**Exercise task:** Drop all images and give the records again exactly.
START Records to use
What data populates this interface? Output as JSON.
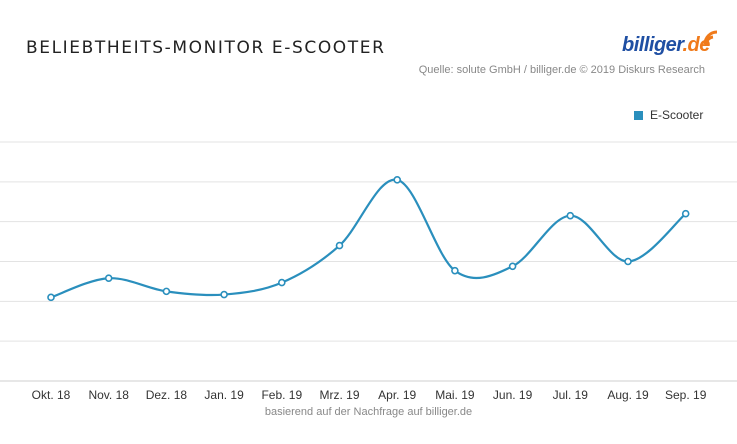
{
  "header": {
    "title": "BELIEBTHEITS-MONITOR E-SCOOTER",
    "source": "Quelle: solute GmbH / billiger.de © 2019 Diskurs Research"
  },
  "logo": {
    "part1": "billiger",
    "part2": ".de",
    "icon": "signal-waves-icon"
  },
  "footnote": "basierend auf der Nachfrage auf billiger.de",
  "colors": {
    "series": "#2a8fbd",
    "grid": "#e3e3e3",
    "logo_blue": "#1f4fa3",
    "logo_orange": "#f07a1a"
  },
  "chart_data": {
    "type": "line",
    "title": "BELIEBTHEITS-MONITOR E-SCOOTER",
    "categories": [
      "Okt. 18",
      "Nov. 18",
      "Dez. 18",
      "Jan. 19",
      "Feb. 19",
      "Mrz. 19",
      "Apr. 19",
      "Mai. 19",
      "Jun. 19",
      "Jul. 19",
      "Aug. 19",
      "Sep. 19"
    ],
    "series": [
      {
        "name": "E-Scooter",
        "values": [
          2.1,
          2.58,
          2.25,
          2.17,
          2.47,
          3.4,
          5.05,
          2.77,
          2.88,
          4.15,
          3.0,
          4.2
        ]
      }
    ],
    "ylim": [
      0,
      6
    ],
    "grid": true,
    "y_tick_labels_shown": false,
    "legend": "top-right",
    "smooth": true
  }
}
END Records to use
**Task output:**
What data populates this interface? Output as JSON.
{
  "header": {
    "title": "BELIEBTHEITS-MONITOR E-SCOOTER",
    "source": "Quelle: solute GmbH / billiger.de © 2019 Diskurs Research"
  },
  "logo": {
    "part1": "billiger",
    "part2": ".de",
    "icon": "signal-waves-icon"
  },
  "footnote": "basierend auf der Nachfrage auf billiger.de",
  "colors": {
    "series": "#2a8fbd",
    "grid": "#e3e3e3",
    "logo_blue": "#1f4fa3",
    "logo_orange": "#f07a1a"
  },
  "chart_data": {
    "type": "line",
    "title": "BELIEBTHEITS-MONITOR E-SCOOTER",
    "categories": [
      "Okt. 18",
      "Nov. 18",
      "Dez. 18",
      "Jan. 19",
      "Feb. 19",
      "Mrz. 19",
      "Apr. 19",
      "Mai. 19",
      "Jun. 19",
      "Jul. 19",
      "Aug. 19",
      "Sep. 19"
    ],
    "series": [
      {
        "name": "E-Scooter",
        "values": [
          2.1,
          2.58,
          2.25,
          2.17,
          2.47,
          3.4,
          5.05,
          2.77,
          2.88,
          4.15,
          3.0,
          4.2
        ]
      }
    ],
    "ylim": [
      0,
      6
    ],
    "grid": true,
    "y_tick_labels_shown": false,
    "legend": "top-right",
    "smooth": true
  }
}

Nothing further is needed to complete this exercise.